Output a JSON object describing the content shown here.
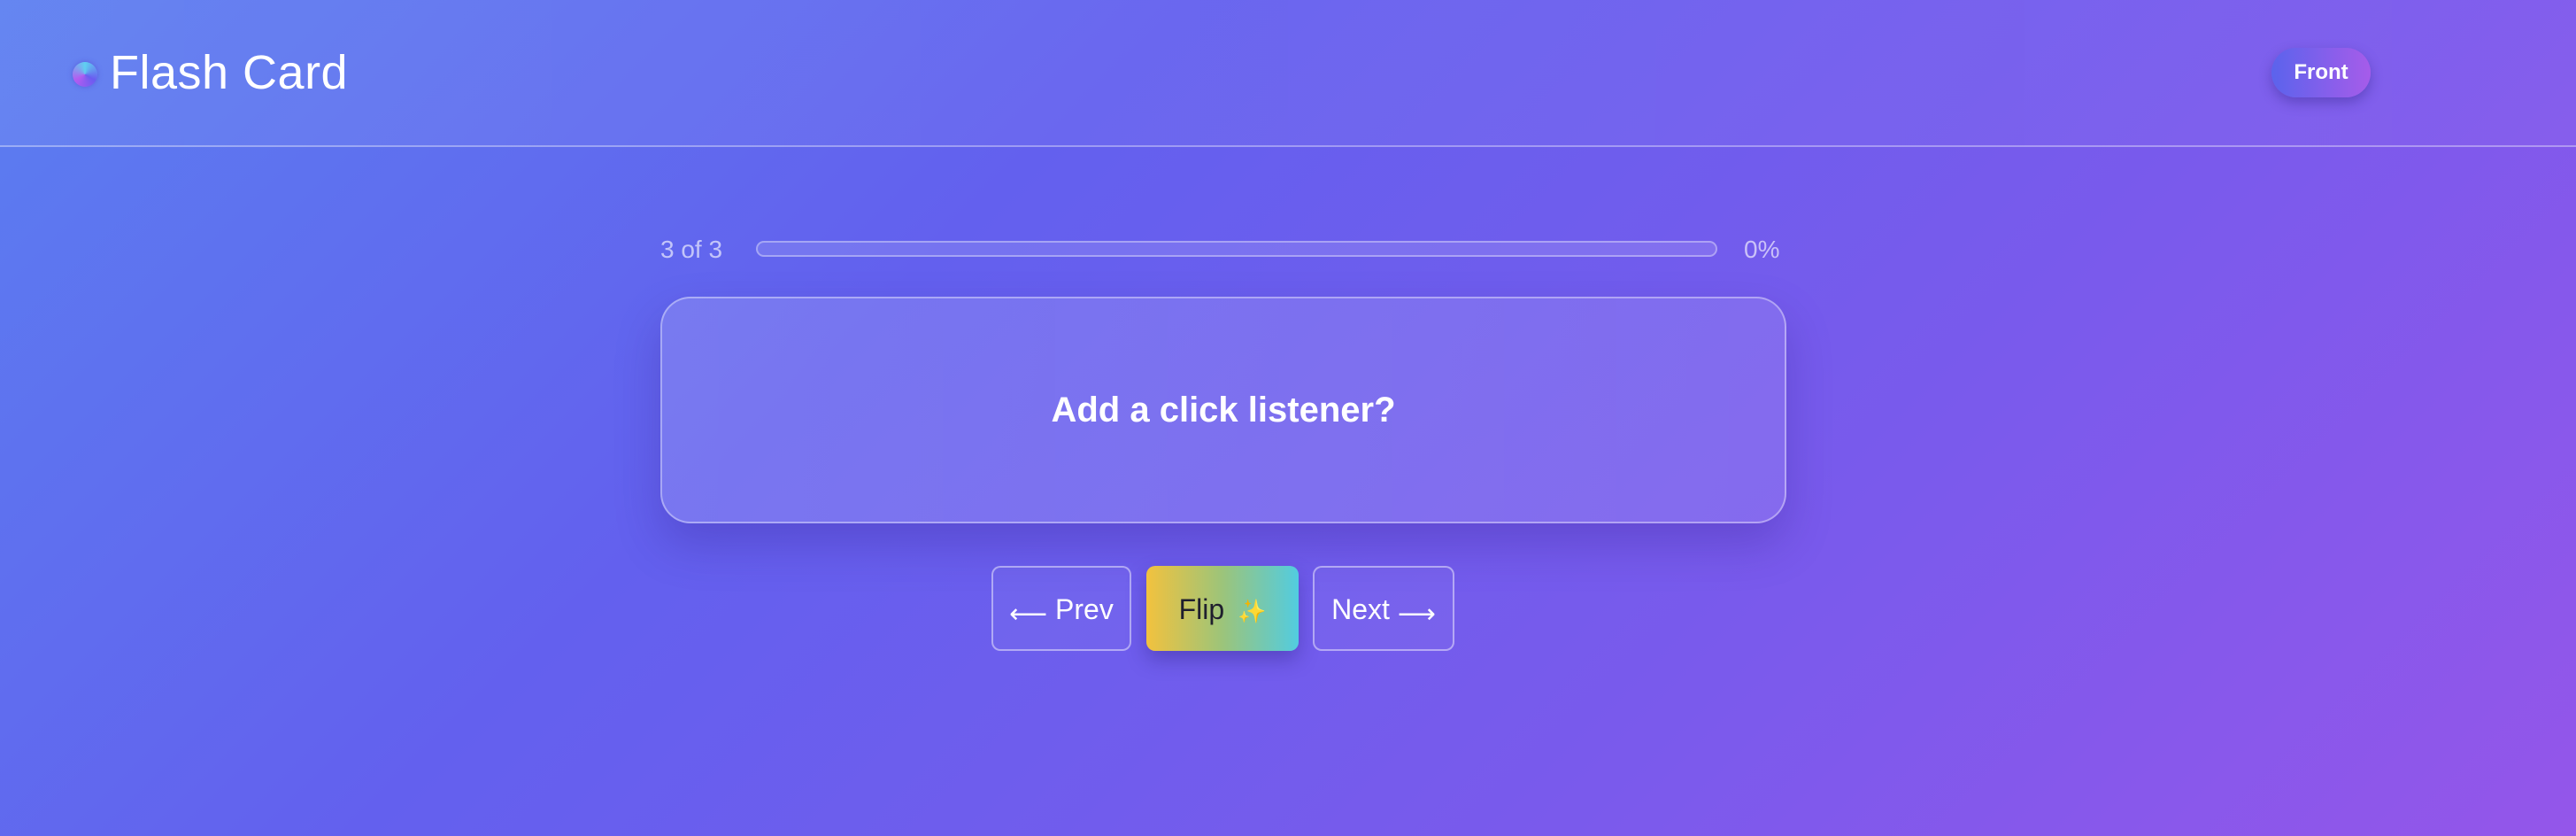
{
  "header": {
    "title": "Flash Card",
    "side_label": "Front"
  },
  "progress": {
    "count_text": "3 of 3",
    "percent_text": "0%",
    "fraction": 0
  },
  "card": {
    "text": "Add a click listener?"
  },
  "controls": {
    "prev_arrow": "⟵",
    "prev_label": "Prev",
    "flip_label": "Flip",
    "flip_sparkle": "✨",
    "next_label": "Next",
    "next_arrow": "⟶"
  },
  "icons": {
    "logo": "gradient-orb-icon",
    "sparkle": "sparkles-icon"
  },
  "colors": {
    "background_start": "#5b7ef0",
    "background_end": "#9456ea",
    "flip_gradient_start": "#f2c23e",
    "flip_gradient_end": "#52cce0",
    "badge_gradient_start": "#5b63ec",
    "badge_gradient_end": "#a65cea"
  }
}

▶ **Exercise objective**:
Every line should be retyped exactly, with the pictures omitted.

▶ **Answer to this problem**:
Output a JSON object describing the content shown here.
{
  "header": {
    "title": "Flash Card",
    "side_label": "Front"
  },
  "progress": {
    "count_text": "3 of 3",
    "percent_text": "0%",
    "fraction": 0
  },
  "card": {
    "text": "Add a click listener?"
  },
  "controls": {
    "prev_arrow": "⟵",
    "prev_label": "Prev",
    "flip_label": "Flip",
    "flip_sparkle": "✨",
    "next_label": "Next",
    "next_arrow": "⟶"
  },
  "icons": {
    "logo": "gradient-orb-icon",
    "sparkle": "sparkles-icon"
  },
  "colors": {
    "background_start": "#5b7ef0",
    "background_end": "#9456ea",
    "flip_gradient_start": "#f2c23e",
    "flip_gradient_end": "#52cce0",
    "badge_gradient_start": "#5b63ec",
    "badge_gradient_end": "#a65cea"
  }
}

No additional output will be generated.